# The task
Work through the data line by line, gathering every line that has the word "communist".

Data listing

— Begin —

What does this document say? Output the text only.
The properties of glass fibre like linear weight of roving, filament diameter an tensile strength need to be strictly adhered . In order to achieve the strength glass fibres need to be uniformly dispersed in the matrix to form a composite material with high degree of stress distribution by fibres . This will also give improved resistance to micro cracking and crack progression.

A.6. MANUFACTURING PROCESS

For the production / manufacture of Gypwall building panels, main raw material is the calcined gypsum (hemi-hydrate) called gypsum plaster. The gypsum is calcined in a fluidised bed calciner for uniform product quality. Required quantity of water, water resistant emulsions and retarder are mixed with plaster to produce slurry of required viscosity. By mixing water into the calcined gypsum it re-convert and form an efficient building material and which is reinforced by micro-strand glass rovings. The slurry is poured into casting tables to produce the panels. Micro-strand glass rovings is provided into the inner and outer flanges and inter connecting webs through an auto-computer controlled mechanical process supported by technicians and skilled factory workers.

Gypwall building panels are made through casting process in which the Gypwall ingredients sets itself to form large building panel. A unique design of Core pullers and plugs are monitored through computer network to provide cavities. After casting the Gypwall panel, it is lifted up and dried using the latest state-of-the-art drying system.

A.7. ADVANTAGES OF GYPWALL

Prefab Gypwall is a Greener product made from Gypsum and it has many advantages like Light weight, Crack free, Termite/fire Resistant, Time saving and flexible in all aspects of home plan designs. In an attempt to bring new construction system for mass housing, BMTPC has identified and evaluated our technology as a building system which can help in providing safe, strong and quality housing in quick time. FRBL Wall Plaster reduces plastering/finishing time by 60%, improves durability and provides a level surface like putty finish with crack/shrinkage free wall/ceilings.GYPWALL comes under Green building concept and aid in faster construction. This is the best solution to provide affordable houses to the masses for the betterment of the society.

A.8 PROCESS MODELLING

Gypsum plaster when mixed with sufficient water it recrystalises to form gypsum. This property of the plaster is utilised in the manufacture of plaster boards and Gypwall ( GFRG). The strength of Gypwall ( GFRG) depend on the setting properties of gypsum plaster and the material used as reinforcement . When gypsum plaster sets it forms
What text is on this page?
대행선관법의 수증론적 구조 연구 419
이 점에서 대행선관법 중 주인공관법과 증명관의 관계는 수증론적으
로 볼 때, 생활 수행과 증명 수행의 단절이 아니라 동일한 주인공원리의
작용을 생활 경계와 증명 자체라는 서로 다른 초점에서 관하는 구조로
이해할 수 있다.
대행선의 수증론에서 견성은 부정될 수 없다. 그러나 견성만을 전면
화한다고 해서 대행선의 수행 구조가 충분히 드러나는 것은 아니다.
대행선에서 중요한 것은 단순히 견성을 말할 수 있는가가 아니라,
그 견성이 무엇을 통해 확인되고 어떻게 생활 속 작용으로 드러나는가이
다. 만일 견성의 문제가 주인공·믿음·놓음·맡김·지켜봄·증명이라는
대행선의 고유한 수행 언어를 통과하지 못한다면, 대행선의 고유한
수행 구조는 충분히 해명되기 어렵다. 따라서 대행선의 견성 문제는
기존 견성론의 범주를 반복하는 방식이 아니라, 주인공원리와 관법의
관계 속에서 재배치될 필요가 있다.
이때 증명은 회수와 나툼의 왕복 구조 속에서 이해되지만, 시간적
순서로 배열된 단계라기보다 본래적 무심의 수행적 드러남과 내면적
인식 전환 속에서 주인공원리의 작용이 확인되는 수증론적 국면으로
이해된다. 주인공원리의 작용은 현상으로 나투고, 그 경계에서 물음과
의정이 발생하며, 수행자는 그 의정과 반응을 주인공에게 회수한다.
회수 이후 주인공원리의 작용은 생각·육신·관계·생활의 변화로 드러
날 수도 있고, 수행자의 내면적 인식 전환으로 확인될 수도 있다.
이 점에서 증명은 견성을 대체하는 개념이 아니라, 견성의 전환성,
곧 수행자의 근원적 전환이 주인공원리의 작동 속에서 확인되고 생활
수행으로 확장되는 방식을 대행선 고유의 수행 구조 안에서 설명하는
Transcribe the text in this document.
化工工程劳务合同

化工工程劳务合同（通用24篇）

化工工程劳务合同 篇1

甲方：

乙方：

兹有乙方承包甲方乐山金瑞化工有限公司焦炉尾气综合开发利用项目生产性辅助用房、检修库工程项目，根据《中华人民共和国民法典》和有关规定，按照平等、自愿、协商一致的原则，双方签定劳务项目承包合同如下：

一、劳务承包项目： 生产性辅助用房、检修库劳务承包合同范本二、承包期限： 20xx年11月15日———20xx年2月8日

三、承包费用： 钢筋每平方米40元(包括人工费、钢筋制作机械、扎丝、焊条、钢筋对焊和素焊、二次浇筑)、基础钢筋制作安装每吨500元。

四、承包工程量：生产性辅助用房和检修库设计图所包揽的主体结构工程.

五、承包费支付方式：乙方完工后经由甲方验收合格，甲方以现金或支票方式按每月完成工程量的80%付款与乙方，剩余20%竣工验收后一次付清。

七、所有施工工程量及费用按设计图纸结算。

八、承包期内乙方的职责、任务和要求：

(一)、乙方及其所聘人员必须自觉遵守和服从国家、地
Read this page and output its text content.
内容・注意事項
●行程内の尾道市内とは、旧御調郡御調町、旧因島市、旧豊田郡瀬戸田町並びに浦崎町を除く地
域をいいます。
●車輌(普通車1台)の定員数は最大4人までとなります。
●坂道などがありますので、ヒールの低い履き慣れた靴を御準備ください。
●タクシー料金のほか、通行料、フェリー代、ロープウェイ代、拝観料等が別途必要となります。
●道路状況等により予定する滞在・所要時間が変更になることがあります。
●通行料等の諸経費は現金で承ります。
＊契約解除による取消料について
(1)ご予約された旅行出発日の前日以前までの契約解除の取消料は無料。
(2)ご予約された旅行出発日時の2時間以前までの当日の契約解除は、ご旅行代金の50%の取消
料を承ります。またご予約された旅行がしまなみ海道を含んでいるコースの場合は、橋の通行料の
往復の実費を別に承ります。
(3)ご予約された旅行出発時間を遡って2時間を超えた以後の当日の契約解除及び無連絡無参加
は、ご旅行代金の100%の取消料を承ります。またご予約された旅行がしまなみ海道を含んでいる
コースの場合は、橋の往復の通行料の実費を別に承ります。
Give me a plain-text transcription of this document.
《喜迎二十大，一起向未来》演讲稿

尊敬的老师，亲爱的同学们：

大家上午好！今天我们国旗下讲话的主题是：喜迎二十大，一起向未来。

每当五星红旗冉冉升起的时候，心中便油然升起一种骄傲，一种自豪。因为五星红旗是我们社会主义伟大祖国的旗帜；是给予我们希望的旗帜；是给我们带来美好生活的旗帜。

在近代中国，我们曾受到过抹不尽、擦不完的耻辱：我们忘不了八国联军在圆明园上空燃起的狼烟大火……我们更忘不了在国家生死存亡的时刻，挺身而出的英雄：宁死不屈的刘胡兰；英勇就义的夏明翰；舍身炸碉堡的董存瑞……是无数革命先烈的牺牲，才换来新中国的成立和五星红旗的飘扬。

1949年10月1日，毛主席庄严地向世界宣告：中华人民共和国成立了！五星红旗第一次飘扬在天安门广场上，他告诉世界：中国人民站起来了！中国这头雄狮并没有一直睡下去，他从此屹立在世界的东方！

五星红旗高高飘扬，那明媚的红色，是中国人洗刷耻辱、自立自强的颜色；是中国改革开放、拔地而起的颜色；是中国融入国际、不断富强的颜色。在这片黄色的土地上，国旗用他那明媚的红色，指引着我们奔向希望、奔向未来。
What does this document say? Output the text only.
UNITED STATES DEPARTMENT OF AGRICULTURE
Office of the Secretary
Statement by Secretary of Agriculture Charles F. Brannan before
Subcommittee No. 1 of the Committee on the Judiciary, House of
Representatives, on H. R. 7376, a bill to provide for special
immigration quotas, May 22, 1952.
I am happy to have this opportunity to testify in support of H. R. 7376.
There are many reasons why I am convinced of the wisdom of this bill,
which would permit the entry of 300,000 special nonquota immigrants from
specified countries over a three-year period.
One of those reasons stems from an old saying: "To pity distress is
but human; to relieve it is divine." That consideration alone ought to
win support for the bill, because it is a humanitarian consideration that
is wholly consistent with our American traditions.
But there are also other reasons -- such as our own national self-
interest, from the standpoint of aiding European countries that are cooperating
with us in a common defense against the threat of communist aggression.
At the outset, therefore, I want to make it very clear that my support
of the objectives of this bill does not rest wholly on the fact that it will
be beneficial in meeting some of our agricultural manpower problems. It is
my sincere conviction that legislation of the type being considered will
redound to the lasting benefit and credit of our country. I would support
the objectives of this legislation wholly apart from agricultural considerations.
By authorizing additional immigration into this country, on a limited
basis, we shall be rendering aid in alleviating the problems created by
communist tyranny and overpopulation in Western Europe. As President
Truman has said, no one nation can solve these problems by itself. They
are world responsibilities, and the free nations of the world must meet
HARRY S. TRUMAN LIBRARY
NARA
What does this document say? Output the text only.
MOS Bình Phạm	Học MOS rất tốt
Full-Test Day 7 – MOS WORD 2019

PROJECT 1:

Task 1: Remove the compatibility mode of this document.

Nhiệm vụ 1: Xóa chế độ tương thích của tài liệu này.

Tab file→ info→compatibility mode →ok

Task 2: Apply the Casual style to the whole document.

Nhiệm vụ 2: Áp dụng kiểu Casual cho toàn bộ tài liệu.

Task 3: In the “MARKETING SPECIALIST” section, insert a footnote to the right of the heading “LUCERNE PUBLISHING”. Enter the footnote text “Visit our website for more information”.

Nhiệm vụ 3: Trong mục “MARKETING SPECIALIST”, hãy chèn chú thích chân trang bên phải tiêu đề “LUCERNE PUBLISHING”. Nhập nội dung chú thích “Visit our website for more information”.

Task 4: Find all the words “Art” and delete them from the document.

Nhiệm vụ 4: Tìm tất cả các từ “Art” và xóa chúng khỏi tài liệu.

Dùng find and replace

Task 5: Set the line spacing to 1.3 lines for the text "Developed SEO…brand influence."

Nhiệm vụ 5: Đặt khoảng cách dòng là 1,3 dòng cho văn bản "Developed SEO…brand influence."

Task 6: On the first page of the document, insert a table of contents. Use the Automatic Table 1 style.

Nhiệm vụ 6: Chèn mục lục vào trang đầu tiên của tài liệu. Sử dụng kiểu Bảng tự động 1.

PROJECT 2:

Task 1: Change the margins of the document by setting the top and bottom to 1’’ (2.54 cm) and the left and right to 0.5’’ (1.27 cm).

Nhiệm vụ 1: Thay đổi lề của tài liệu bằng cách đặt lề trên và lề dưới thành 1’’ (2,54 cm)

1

— End —

# Result of this task
with us in a common defense against the threat of communist aggression.
communist tyranny and overpopulation in Western Europe. As President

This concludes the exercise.